==== EXCERPT ====

During the first six months of 1998, revenue growth was primarily
attributable to revenue increases of approximately $1.4 million,
$589,000, $450,000, and $402,000 at paging operations in Kazakstan,
Nizhny Novgorod, Russia, Vienna, Austria, and St. Petersburg, Russia,
respectively. The operating loss in the first half of 1998 was
primarily comprised of operating losses of $2.9 million, $1.4 million,
and $749,000 at paging operations in Austria, Romania, and Estonia,
respectively. These losses were partially due to increased marketing,
advertising, technical and distribution expenses incurred to introduce
Calling Party Pays service. Calling Party Pays service is designed to
reach a younger demographic group providing a significantly larger
potential subscriber base. The joint venture receives a fee from the
local telephone operator for each call made to a pager.
Radio broadcasting revenues were $9.7 million in the first six
months of 1998 and $6.6 million in the first six months of 1997, an
increase of 45%. Combined operating income from radio broadcasting was
at break-even and $1.4 million in the first half of 1998 and the first
half of 1997, respectively. Included in operating income in the first
half of 1998 and 1997 were depreciation and amortization charges of
$681,000 and $147,000, respectively.
The revenue growth was due to increases in the number of
advertising spots sold and increases in the price of the advertising
spots. The ability to sell additional spots at a higher rate is
dependent on an increase in audience ratings. The Company has
increased its audience share through the use of market research to
determine programming formats and marketing strategies, including
employing U.S. trained sales managers.

====

- **PARTS OF THE EXERCISE**:
1. In the financial report excerpt, who pays the joint venture a fee for each call made to a pager?
2. Write a continuation of the financial report excerpt, starting after its last sentence.

==== DATASET EXTRACT ====

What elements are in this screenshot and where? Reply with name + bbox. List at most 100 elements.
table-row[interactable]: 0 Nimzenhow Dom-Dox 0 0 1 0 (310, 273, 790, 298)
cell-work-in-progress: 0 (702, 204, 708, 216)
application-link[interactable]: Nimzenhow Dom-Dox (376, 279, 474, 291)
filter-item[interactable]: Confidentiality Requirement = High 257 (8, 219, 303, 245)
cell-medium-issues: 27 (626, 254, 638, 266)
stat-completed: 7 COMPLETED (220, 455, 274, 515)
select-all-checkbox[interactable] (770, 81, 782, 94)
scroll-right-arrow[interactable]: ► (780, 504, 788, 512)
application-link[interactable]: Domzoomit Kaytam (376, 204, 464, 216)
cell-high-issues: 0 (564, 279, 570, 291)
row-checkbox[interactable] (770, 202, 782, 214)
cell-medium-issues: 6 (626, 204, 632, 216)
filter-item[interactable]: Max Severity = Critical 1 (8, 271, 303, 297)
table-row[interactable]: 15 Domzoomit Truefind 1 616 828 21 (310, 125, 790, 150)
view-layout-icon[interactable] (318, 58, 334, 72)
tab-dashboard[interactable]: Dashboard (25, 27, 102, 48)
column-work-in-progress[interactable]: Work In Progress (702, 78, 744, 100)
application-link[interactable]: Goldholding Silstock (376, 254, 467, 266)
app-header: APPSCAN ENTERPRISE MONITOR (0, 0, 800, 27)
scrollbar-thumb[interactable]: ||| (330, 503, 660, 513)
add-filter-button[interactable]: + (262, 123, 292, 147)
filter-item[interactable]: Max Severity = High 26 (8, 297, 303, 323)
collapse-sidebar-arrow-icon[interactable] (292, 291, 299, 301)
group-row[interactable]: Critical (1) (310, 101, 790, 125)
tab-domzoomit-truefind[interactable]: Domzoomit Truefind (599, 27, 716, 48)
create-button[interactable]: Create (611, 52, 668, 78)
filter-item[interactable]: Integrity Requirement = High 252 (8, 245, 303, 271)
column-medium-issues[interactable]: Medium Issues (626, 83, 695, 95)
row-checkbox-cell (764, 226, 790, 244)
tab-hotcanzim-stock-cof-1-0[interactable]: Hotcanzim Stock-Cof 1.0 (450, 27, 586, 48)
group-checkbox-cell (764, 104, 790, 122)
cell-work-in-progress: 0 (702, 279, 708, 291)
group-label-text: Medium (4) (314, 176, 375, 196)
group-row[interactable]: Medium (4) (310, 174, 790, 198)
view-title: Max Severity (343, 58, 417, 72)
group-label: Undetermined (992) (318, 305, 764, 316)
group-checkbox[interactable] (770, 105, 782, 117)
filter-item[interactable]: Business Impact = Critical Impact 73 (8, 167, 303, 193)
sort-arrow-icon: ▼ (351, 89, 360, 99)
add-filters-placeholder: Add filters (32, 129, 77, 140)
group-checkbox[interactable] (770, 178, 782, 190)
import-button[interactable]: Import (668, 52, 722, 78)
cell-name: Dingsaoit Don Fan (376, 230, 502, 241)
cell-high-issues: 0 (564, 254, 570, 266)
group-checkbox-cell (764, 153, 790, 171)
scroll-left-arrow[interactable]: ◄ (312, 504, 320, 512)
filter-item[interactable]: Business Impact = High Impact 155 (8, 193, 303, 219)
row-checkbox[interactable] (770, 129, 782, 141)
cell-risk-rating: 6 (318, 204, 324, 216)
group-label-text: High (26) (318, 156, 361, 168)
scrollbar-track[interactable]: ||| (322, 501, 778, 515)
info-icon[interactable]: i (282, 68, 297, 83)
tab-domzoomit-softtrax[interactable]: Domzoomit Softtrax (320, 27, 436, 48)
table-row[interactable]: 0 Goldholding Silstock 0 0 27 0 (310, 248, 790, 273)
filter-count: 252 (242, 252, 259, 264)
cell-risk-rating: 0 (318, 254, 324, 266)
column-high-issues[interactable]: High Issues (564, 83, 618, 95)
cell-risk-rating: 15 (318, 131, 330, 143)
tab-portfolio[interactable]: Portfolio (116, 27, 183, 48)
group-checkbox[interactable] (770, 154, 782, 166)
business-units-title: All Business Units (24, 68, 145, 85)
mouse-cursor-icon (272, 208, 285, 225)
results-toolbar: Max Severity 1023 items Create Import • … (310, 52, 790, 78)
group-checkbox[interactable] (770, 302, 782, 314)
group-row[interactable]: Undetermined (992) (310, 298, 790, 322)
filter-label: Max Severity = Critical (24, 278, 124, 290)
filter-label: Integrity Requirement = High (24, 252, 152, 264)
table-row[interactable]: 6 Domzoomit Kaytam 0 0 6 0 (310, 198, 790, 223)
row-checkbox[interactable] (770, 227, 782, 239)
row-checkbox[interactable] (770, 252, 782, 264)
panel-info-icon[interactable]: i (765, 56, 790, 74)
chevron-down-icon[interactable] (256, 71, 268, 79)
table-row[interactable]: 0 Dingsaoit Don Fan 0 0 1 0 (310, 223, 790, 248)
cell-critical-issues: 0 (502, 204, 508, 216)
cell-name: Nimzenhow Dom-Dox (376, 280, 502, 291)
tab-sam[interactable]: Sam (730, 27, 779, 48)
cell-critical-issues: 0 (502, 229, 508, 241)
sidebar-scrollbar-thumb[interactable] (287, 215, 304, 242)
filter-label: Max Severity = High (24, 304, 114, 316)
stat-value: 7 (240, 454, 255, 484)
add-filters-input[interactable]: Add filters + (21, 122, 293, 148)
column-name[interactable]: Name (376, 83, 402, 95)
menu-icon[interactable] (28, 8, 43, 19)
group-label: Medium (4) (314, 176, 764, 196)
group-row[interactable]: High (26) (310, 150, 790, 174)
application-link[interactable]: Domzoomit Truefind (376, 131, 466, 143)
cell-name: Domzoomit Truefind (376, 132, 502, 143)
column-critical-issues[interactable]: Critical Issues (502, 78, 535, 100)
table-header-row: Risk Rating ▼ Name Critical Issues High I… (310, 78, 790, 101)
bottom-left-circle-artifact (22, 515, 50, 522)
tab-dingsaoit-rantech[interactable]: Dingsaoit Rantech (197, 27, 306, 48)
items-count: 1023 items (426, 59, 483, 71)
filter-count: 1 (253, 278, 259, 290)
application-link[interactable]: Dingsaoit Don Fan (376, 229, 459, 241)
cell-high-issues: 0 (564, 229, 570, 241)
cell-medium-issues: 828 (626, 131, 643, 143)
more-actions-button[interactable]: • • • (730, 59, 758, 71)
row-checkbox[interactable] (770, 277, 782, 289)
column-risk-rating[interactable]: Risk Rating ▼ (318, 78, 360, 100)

====

- **YOUR WRITTEN ANSWERS**:
1. The local telephone operator.

2.
For the six months ended June 30, 1998, operating income includes
a loss of $2.1 million attributable to increased programming and other
expenses associated with the News Talk format at the Communications
Group's radio station in Berlin, which was acquired during the third
quarter of 1997. Although the operating results for the first half of
1998 were adversely affected by the operating loss of the
Communications Group's radio station in Berlin, the operating results
of its other radio stations generally improved. The News Talk format
has higher start-up costs than traditional music radio stations, but,
the Communications Group expects to achieve its targeted rate of
return through its future operation of the radio station.
Telephony revenues were $27.5 million in the first half of 1998
and $16.9 million in the first half of 1997. This represents an
increase of 63%. Total subscribers increased from 12,809 at June 30,
1997 to 52,335 at June 30, 1998. International toll calling revenues
were $13.6 million in the first half of 1998 compared to $15.0 million
in the first half of 1997. Trunked mobile radio revenues were $5.0
million and $1.8 million in the first six months of 1998 and the first
six months of 1997, respectively. Cellular telecommunications revenues
were $8.9 million in the first half of 1998 versus $108,000 in the
first half of 1997.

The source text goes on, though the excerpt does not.